**What you have to do:** Copy the items below word for word, from the first line through the line containing "contacts-button[interactable]: ☏ Contacts".

**Dataset rows:**
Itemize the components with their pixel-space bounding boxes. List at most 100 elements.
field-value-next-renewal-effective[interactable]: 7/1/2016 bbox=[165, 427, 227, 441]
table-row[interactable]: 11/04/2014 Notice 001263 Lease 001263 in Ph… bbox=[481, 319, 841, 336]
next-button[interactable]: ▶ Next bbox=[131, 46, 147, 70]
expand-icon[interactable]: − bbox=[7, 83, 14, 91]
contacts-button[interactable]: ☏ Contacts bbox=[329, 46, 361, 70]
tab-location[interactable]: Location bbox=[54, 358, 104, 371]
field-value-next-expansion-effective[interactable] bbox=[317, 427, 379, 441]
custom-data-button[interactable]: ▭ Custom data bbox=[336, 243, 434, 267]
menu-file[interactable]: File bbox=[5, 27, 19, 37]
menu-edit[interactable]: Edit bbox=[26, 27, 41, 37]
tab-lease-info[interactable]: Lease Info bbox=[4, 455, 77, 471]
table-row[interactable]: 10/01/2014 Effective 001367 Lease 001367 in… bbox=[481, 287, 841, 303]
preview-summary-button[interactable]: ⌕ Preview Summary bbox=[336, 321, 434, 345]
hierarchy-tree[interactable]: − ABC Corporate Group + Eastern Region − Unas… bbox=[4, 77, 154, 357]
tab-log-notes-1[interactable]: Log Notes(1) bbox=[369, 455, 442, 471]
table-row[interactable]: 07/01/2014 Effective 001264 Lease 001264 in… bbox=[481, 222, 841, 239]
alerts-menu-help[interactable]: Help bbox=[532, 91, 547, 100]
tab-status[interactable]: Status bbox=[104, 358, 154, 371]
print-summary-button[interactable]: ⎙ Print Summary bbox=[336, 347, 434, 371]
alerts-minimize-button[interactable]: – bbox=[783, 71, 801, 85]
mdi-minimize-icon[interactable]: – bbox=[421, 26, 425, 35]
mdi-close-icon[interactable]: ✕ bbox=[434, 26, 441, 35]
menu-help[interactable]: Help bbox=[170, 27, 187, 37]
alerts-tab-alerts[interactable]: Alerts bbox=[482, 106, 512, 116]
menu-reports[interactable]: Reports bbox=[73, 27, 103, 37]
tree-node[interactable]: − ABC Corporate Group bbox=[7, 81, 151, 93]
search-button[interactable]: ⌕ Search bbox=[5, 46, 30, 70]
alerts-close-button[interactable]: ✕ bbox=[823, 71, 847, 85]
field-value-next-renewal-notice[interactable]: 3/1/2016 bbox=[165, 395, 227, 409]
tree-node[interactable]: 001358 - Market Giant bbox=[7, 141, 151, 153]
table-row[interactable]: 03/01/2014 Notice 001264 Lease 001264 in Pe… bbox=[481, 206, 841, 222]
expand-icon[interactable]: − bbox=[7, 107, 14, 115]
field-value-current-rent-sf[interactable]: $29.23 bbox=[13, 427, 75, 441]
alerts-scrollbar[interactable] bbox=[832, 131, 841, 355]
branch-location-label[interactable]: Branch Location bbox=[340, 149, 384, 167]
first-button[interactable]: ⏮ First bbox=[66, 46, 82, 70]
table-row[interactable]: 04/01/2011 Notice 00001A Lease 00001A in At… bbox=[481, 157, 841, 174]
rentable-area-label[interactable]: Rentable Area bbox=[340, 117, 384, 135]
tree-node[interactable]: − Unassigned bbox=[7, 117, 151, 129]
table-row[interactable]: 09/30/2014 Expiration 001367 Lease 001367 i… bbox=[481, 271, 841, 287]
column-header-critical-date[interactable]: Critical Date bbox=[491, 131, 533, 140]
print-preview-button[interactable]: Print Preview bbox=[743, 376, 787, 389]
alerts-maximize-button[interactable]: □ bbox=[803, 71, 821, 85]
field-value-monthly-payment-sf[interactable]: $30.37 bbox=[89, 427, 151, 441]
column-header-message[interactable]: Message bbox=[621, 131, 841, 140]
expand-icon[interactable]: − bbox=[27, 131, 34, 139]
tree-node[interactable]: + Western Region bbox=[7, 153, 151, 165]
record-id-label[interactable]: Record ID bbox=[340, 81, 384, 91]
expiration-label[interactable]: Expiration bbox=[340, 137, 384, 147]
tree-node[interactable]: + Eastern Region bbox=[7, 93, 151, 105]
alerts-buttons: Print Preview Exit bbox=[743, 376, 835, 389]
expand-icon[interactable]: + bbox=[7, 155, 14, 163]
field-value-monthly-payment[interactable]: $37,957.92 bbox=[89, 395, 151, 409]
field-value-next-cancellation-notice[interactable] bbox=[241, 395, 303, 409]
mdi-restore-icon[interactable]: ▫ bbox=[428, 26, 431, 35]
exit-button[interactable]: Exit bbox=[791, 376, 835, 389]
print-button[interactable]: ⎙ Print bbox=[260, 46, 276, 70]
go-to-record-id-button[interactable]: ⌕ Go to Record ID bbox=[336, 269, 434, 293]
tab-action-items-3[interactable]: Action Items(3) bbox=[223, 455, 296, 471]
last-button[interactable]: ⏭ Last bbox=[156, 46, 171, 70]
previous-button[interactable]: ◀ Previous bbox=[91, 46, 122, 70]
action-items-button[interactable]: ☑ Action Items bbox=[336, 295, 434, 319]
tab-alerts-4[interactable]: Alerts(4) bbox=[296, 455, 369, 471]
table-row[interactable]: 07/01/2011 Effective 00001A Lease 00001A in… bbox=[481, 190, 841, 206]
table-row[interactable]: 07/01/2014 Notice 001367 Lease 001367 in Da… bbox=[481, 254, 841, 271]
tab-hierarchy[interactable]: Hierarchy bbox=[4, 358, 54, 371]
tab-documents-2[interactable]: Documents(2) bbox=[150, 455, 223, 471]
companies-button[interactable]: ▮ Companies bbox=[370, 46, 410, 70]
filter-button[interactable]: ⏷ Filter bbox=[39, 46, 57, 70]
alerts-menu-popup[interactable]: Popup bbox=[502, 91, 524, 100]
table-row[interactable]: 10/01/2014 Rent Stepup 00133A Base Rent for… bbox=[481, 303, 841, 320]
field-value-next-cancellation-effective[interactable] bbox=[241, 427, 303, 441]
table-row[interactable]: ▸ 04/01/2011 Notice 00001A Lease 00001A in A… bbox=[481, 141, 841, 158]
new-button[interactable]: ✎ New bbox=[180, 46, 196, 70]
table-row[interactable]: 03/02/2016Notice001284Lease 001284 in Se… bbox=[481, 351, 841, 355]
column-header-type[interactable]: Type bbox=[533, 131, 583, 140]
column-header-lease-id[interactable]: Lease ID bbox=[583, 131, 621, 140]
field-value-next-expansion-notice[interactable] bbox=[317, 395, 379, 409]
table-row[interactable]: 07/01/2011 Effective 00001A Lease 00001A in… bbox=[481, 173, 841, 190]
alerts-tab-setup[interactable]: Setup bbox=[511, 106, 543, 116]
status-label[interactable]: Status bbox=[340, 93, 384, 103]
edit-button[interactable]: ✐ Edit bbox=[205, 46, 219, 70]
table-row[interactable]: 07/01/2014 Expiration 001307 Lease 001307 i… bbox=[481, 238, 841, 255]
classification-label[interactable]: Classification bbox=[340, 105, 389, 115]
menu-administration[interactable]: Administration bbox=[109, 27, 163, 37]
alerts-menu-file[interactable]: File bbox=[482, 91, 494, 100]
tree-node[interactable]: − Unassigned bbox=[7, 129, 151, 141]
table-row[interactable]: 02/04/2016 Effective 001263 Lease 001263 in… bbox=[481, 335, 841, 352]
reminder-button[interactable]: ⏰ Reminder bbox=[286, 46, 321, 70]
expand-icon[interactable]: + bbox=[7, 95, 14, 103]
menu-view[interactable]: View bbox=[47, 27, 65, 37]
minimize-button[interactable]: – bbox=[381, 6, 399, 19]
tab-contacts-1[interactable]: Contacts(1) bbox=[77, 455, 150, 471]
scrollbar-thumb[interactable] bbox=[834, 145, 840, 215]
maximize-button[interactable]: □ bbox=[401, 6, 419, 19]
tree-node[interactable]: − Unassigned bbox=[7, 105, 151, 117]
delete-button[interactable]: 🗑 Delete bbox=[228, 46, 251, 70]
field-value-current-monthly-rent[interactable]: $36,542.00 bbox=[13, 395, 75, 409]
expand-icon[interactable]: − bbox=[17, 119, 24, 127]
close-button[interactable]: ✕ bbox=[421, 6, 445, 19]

**Full response:**
Itemize the components with their pixel-space bounding boxes. List at most 100 elements.
field-value-next-renewal-effective[interactable]: 7/1/2016 bbox=[165, 427, 227, 441]
table-row[interactable]: 11/04/2014 Notice 001263 Lease 001263 in Ph… bbox=[481, 319, 841, 336]
next-button[interactable]: ▶ Next bbox=[131, 46, 147, 70]
expand-icon[interactable]: − bbox=[7, 83, 14, 91]
contacts-button[interactable]: ☏ Contacts bbox=[329, 46, 361, 70]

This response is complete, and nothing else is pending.